[Collected data entries]
## begin

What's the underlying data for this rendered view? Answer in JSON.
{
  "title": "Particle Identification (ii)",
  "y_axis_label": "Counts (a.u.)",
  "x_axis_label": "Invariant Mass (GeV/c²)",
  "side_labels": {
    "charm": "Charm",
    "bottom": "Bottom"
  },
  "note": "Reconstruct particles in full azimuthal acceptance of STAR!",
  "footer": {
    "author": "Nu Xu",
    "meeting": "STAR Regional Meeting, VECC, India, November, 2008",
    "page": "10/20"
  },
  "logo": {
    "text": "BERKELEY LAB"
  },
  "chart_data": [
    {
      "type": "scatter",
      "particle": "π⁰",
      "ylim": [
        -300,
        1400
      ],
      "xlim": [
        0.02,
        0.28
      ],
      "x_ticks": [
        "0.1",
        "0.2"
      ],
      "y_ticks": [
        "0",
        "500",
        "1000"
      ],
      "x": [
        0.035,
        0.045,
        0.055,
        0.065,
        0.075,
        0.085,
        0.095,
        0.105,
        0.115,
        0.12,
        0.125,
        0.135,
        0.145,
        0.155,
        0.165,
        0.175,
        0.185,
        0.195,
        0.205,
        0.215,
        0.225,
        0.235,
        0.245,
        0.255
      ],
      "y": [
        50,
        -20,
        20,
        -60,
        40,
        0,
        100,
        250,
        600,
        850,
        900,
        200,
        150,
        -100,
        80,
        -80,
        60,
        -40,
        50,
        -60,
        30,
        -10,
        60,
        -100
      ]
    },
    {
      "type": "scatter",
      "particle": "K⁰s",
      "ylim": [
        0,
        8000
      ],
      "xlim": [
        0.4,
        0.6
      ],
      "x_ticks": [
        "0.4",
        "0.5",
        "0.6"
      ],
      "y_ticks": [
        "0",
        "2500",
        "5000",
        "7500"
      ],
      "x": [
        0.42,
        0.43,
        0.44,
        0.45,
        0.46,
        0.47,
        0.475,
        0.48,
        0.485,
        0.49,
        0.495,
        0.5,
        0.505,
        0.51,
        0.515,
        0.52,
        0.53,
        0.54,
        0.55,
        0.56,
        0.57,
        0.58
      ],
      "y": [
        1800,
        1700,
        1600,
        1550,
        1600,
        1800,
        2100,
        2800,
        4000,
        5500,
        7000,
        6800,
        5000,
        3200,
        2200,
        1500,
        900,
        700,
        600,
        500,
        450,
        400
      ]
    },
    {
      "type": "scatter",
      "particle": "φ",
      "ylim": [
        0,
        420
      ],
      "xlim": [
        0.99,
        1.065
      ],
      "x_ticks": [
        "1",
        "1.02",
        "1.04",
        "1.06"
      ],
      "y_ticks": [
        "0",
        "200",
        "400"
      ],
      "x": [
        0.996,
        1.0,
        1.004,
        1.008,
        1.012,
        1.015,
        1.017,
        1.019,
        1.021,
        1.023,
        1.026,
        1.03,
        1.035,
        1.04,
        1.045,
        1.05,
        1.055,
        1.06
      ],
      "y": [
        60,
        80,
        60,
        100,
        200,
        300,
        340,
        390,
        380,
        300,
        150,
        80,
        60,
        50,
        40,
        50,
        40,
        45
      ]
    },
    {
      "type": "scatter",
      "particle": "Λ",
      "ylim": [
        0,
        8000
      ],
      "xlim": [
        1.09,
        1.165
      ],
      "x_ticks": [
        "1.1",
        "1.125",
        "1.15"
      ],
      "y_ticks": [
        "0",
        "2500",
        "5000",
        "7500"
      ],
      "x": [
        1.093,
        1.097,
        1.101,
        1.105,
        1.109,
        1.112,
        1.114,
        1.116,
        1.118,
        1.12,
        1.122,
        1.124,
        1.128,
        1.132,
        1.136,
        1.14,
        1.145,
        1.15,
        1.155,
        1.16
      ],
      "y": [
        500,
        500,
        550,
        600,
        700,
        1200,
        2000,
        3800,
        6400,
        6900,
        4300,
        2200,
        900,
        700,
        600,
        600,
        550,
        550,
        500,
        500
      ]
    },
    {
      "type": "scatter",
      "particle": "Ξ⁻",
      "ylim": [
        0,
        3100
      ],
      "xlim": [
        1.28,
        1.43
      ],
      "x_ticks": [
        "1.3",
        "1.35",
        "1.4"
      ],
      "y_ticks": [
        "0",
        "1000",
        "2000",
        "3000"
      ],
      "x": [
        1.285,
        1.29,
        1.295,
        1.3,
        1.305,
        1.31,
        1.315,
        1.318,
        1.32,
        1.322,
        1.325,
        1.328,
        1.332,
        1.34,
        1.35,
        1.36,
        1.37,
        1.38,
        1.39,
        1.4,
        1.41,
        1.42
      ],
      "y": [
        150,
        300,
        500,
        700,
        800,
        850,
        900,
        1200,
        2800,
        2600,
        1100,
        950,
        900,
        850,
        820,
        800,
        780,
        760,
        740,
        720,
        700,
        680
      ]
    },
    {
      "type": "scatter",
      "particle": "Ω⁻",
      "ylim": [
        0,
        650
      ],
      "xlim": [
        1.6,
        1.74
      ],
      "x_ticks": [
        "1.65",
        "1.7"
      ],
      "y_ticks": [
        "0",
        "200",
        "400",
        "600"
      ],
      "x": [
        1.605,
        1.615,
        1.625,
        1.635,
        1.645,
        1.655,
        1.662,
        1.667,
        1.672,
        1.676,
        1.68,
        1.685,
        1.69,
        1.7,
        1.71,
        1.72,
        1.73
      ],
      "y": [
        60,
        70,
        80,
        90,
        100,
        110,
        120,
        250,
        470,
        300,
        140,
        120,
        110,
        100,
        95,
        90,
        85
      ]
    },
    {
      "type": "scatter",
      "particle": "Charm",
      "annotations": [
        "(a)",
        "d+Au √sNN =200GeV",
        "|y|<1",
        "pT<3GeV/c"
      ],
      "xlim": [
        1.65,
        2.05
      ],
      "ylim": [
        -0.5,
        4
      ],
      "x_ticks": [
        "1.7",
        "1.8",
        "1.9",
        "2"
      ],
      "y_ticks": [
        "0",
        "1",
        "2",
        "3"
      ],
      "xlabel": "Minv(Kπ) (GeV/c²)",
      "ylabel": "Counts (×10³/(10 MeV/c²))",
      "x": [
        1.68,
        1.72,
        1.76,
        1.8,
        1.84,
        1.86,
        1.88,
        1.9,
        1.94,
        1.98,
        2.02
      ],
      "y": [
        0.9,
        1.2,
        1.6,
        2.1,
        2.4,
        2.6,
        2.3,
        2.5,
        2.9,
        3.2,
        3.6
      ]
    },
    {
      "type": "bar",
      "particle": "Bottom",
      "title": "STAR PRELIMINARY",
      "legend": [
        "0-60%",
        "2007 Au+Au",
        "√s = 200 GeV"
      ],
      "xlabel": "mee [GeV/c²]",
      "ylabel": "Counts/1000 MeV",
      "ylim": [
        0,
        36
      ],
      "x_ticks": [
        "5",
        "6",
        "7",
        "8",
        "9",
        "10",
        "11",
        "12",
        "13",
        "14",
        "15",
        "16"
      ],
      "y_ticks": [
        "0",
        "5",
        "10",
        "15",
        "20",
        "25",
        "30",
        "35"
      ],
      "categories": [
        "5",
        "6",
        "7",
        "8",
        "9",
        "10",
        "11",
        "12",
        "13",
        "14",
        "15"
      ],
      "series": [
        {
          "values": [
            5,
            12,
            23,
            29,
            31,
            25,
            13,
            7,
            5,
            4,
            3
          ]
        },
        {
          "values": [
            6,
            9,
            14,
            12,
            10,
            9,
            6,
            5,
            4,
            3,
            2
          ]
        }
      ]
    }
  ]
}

## end

> **Your instructions**: Extract the full listing above without altering anything.

> **Output**:
What's the underlying data for this rendered view? Answer in JSON.
{
  "title": "Particle Identification (ii)",
  "y_axis_label": "Counts (a.u.)",
  "x_axis_label": "Invariant Mass (GeV/c²)",
  "side_labels": {
    "charm": "Charm",
    "bottom": "Bottom"
  },
  "note": "Reconstruct particles in full azimuthal acceptance of STAR!",
  "footer": {
    "author": "Nu Xu",
    "meeting": "STAR Regional Meeting, VECC, India, November, 2008",
    "page": "10/20"
  },
  "logo": {
    "text": "BERKELEY LAB"
  },
  "chart_data": [
    {
      "type": "scatter",
      "particle": "π⁰",
      "ylim": [
        -300,
        1400
      ],
      "xlim": [
        0.02,
        0.28
      ],
      "x_ticks": [
        "0.1",
        "0.2"
      ],
      "y_ticks": [
        "0",
        "500",
        "1000"
      ],
      "x": [
        0.035,
        0.045,
        0.055,
        0.065,
        0.075,
        0.085,
        0.095,
        0.105,
        0.115,
        0.12,
        0.125,
        0.135,
        0.145,
        0.155,
        0.165,
        0.175,
        0.185,
        0.195,
        0.205,
        0.215,
        0.225,
        0.235,
        0.245,
        0.255
      ],
      "y": [
        50,
        -20,
        20,
        -60,
        40,
        0,
        100,
        250,
        600,
        850,
        900,
        200,
        150,
        -100,
        80,
        -80,
        60,
        -40,
        50,
        -60,
        30,
        -10,
        60,
        -100
      ]
    },
    {
      "type": "scatter",
      "particle": "K⁰s",
      "ylim": [
        0,
        8000
      ],
      "xlim": [
        0.4,
        0.6
      ],
      "x_ticks": [
        "0.4",
        "0.5",
        "0.6"
      ],
      "y_ticks": [
        "0",
        "2500",
        "5000",
        "7500"
      ],
      "x": [
        0.42,
        0.43,
        0.44,
        0.45,
        0.46,
        0.47,
        0.475,
        0.48,
        0.485,
        0.49,
        0.495,
        0.5,
        0.505,
        0.51,
        0.515,
        0.52,
        0.53,
        0.54,
        0.55,
        0.56,
        0.57,
        0.58
      ],
      "y": [
        1800,
        1700,
        1600,
        1550,
        1600,
        1800,
        2100,
        2800,
        4000,
        5500,
        7000,
        6800,
        5000,
        3200,
        2200,
        1500,
        900,
        700,
        600,
        500,
        450,
        400
      ]
    },
    {
      "type": "scatter",
      "particle": "φ",
      "ylim": [
        0,
        420
      ],
      "xlim": [
        0.99,
        1.065
      ],
      "x_ticks": [
        "1",
        "1.02",
        "1.04",
        "1.06"
      ],
      "y_ticks": [
        "0",
        "200",
        "400"
      ],
      "x": [
        0.996,
        1.0,
        1.004,
        1.008,
        1.012,
        1.015,
        1.017,
        1.019,
        1.021,
        1.023,
        1.026,
        1.03,
        1.035,
        1.04,
        1.045,
        1.05,
        1.055,
        1.06
      ],
      "y": [
        60,
        80,
        60,
        100,
        200,
        300,
        340,
        390,
        380,
        300,
        150,
        80,
        60,
        50,
        40,
        50,
        40,
        45
      ]
    },
    {
      "type": "scatter",
      "particle": "Λ",
      "ylim": [
        0,
        8000
      ],
      "xlim": [
        1.09,
        1.165
      ],
      "x_ticks": [
        "1.1",
        "1.125",
        "1.15"
      ],
      "y_ticks": [
        "0",
        "2500",
        "5000",
        "7500"
      ],
      "x": [
        1.093,
        1.097,
        1.101,
        1.105,
        1.109,
        1.112,
        1.114,
        1.116,
        1.118,
        1.12,
        1.122,
        1.124,
        1.128,
        1.132,
        1.136,
        1.14,
        1.145,
        1.15,
        1.155,
        1.16
      ],
      "y": [
        500,
        500,
        550,
        600,
        700,
        1200,
        2000,
        3800,
        6400,
        6900,
        4300,
        2200,
        900,
        700,
        600,
        600,
        550,
        550,
        500,
        500
      ]
    },
    {
      "type": "scatter",
      "particle": "Ξ⁻",
      "ylim": [
        0,
        3100
      ],
      "xlim": [
        1.28,
        1.43
      ],
      "x_ticks": [
        "1.3",
        "1.35",
        "1.4"
      ],
      "y_ticks": [
        "0",
        "1000",
        "2000",
        "3000"
      ],
      "x": [
        1.285,
        1.29,
        1.295,
        1.3,
        1.305,
        1.31,
        1.315,
        1.318,
        1.32,
        1.322,
        1.325,
        1.328,
        1.332,
        1.34,
        1.35,
        1.36,
        1.37,
        1.38,
        1.39,
        1.4,
        1.41,
        1.42
      ],
      "y": [
        150,
        300,
        500,
        700,
        800,
        850,
        900,
        1200,
        2800,
        2600,
        1100,
        950,
        900,
        850,
        820,
        800,
        780,
        760,
        740,
        720,
        700,
        680
      ]
    },
    {
      "type": "scatter",
      "particle": "Ω⁻",
      "ylim": [
        0,
        650
      ],
      "xlim": [
        1.6,
        1.74
      ],
      "x_ticks": [
        "1.65",
        "1.7"
      ],
      "y_ticks": [
        "0",
        "200",
        "400",
        "600"
      ],
      "x": [
        1.605,
        1.615,
        1.625,
        1.635,
        1.645,
        1.655,
        1.662,
        1.667,
        1.672,
        1.676,
        1.68,
        1.685,
        1.69,
        1.7,
        1.71,
        1.72,
        1.73
      ],
      "y": [
        60,
        70,
        80,
        90,
        100,
        110,
        120,
        250,
        470,
        300,
        140,
        120,
        110,
        100,
        95,
        90,
        85
      ]
    },
    {
      "type": "scatter",
      "particle": "Charm",
      "annotations": [
        "(a)",
        "d+Au √sNN =200GeV",
        "|y|<1",
        "pT<3GeV/c"
      ],
      "xlim": [
        1.65,
        2.05
      ],
      "ylim": [
        -0.5,
        4
      ],
      "x_ticks": [
        "1.7",
        "1.8",
        "1.9",
        "2"
      ],
      "y_ticks": [
        "0",
        "1",
        "2",
        "3"
      ],
      "xlabel": "Minv(Kπ) (GeV/c²)",
      "ylabel": "Counts (×10³/(10 MeV/c²))",
      "x": [
        1.68,
        1.72,
        1.76,
        1.8,
        1.84,
        1.86,
        1.88,
        1.9,
        1.94,
        1.98,
        2.02
      ],
      "y": [
        0.9,
        1.2,
        1.6,
        2.1,
        2.4,
        2.6,
        2.3,
        2.5,
        2.9,
        3.2,
        3.6
      ]
    },
    {
      "type": "bar",
      "particle": "Bottom",
      "title": "STAR PRELIMINARY",
      "legend": [
        "0-60%",
        "2007 Au+Au",
        "√s = 200 GeV"
      ],
      "xlabel": "mee [GeV/c²]",
      "ylabel": "Counts/1000 MeV",
      "ylim": [
        0,
        36
      ],
      "x_ticks": [
        "5",
        "6",
        "7",
        "8",
        "9",
        "10",
        "11",
        "12",
        "13",
        "14",
        "15",
        "16"
      ],
      "y_ticks": [
        "0",
        "5",
        "10",
        "15",
        "20",
        "25",
        "30",
        "35"
      ],
      "categories": [
        "5",
        "6",
        "7",
        "8",
        "9",
        "10",
        "11",
        "12",
        "13",
        "14",
        "15"
      ],
      "series": [
        {
          "values": [
            5,
            12,
            23,
            29,
            31,
            25,
            13,
            7,
            5,
            4,
            3
          ]
        },
        {
          "values": [
            6,
            9,
            14,
            12,
            10,
            9,
            6,
            5,
            4,
            3,
            2
          ]
        }
      ]
    }
  ]
}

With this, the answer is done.